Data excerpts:

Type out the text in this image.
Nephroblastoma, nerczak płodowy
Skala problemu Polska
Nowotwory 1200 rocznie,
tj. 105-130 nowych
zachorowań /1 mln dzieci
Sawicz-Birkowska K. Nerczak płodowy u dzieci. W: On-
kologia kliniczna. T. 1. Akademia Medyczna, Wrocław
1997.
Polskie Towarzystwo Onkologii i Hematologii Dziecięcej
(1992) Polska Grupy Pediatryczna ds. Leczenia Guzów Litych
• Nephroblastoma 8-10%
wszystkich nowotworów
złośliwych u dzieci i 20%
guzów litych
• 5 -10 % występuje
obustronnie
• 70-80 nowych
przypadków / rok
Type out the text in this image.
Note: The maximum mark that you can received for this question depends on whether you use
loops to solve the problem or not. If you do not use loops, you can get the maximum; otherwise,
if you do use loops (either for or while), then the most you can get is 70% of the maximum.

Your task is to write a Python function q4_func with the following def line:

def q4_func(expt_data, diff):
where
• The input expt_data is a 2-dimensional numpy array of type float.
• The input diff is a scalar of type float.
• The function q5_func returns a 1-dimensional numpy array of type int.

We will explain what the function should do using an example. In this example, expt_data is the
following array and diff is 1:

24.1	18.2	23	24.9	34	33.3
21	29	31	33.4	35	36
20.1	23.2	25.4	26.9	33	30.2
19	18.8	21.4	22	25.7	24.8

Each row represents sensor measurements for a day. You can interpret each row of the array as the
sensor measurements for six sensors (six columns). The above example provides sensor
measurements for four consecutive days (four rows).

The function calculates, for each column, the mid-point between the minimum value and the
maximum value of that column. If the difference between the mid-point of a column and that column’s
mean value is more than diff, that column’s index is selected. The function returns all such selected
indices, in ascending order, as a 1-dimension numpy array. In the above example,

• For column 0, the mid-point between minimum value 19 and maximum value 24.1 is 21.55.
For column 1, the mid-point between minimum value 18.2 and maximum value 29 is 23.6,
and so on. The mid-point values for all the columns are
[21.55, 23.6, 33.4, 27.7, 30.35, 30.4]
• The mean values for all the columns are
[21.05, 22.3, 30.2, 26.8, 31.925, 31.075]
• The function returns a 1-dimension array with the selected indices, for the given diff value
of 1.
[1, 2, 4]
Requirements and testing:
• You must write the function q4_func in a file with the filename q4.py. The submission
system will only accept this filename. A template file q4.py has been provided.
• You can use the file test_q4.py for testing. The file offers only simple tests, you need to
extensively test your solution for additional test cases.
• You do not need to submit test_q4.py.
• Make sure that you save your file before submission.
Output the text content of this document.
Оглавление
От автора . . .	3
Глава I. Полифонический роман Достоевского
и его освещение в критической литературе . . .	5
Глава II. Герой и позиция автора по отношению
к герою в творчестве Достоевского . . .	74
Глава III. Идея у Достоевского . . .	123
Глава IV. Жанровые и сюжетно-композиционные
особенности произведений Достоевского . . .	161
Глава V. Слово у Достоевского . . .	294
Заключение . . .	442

* [Given task]
Retype all the records, matching them exactly.

* [In response]
Type out the text in this image.
Nephroblastoma, nerczak płodowy
Skala problemu Polska
Nowotwory 1200 rocznie,
tj. 105-130 nowych
zachorowań /1 mln dzieci
Sawicz-Birkowska K. Nerczak płodowy u dzieci. W: On-
kologia kliniczna. T. 1. Akademia Medyczna, Wrocław
1997.
Polskie Towarzystwo Onkologii i Hematologii Dziecięcej
(1992) Polska Grupy Pediatryczna ds. Leczenia Guzów Litych
• Nephroblastoma 8-10%
wszystkich nowotworów
złośliwych u dzieci i 20%
guzów litych
• 5 -10 % występuje
obustronnie
• 70-80 nowych
przypadków / rok
Type out the text in this image.
Note: The maximum mark that you can received for this question depends on whether you use
loops to solve the problem or not. If you do not use loops, you can get the maximum; otherwise,
if you do use loops (either for or while), then the most you can get is 70% of the maximum.

Your task is to write a Python function q4_func with the following def line:

def q4_func(expt_data, diff):
where
• The input expt_data is a 2-dimensional numpy array of type float.
• The input diff is a scalar of type float.
• The function q5_func returns a 1-dimensional numpy array of type int.

We will explain what the function should do using an example. In this example, expt_data is the
following array and diff is 1:

24.1	18.2	23	24.9	34	33.3
21	29	31	33.4	35	36
20.1	23.2	25.4	26.9	33	30.2
19	18.8	21.4	22	25.7	24.8

Each row represents sensor measurements for a day. You can interpret each row of the array as the
sensor measurements for six sensors (six columns). The above example provides sensor
measurements for four consecutive days (four rows).

The function calculates, for each column, the mid-point between the minimum value and the
maximum value of that column. If the difference between the mid-point of a column and that column’s
mean value is more than diff, that column’s index is selected. The function returns all such selected
indices, in ascending order, as a 1-dimension numpy array. In the above example,

• For column 0, the mid-point between minimum value 19 and maximum value 24.1 is 21.55.
For column 1, the mid-point between minimum value 18.2 and maximum value 29 is 23.6,
and so on. The mid-point values for all the columns are
[21.55, 23.6, 33.4, 27.7, 30.35, 30.4]
• The mean values for all the columns are
[21.05, 22.3, 30.2, 26.8, 31.925, 31.075]
• The function returns a 1-dimension array with the selected indices, for the given diff value
of 1.
[1, 2, 4]
Requirements and testing:
• You must write the function q4_func in a file with the filename q4.py. The submission
system will only accept this filename. A template file q4.py has been provided.
• You can use the file test_q4.py for testing. The file offers only simple tests, you need to
extensively test your solution for additional test cases.
• You do not need to submit test_q4.py.
• Make sure that you save your file before submission.
Output the text content of this document.
Оглавление
От автора . . .	3
Глава I. Полифонический роман Достоевского
и его освещение в критической литературе . . .	5
Глава II. Герой и позиция автора по отношению
к герою в творчестве Достоевского . . .	74
Глава III. Идея у Достоевского . . .	123
Глава IV. Жанровые и сюжетно-композиционные
особенности произведений Достоевского . . .	161
Глава V. Слово у Достоевского . . .	294
Заключение . . .	442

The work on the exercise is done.